[Records from a data collection]
+ + + +

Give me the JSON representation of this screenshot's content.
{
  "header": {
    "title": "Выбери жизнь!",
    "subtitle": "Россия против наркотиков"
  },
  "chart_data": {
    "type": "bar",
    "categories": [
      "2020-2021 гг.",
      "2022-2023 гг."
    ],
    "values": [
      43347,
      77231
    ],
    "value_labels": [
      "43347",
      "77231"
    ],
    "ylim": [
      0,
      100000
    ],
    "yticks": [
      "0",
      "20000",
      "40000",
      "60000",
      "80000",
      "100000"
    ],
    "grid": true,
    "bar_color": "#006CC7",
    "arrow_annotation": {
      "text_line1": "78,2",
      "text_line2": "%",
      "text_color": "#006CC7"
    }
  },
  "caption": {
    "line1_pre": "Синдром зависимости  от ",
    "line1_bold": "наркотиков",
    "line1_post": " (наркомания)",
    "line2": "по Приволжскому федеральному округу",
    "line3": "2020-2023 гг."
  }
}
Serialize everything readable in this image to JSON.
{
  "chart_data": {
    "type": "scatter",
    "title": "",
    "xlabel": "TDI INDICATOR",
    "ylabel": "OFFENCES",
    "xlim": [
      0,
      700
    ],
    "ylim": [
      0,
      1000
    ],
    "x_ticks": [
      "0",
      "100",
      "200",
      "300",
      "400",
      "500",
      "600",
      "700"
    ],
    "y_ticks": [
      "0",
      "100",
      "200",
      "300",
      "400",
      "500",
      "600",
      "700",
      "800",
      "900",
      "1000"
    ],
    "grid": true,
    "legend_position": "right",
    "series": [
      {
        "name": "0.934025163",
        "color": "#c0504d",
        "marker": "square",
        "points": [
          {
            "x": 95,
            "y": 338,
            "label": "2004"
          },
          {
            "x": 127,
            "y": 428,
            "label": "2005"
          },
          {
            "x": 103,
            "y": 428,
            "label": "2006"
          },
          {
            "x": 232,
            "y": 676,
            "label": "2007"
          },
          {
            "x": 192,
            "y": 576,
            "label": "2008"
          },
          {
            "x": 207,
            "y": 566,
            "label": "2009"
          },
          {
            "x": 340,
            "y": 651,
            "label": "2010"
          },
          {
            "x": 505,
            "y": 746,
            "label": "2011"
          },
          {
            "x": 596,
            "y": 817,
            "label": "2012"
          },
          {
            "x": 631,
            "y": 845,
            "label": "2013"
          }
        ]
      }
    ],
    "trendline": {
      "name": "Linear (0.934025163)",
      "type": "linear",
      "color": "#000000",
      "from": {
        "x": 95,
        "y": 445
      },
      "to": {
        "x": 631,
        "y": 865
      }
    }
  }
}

+ + + +

GOAL – For the listing above, identify each line bearing "name".

TASK RESULT –
        "name": "0.934025163",
      "name": "Linear (0.934025163)",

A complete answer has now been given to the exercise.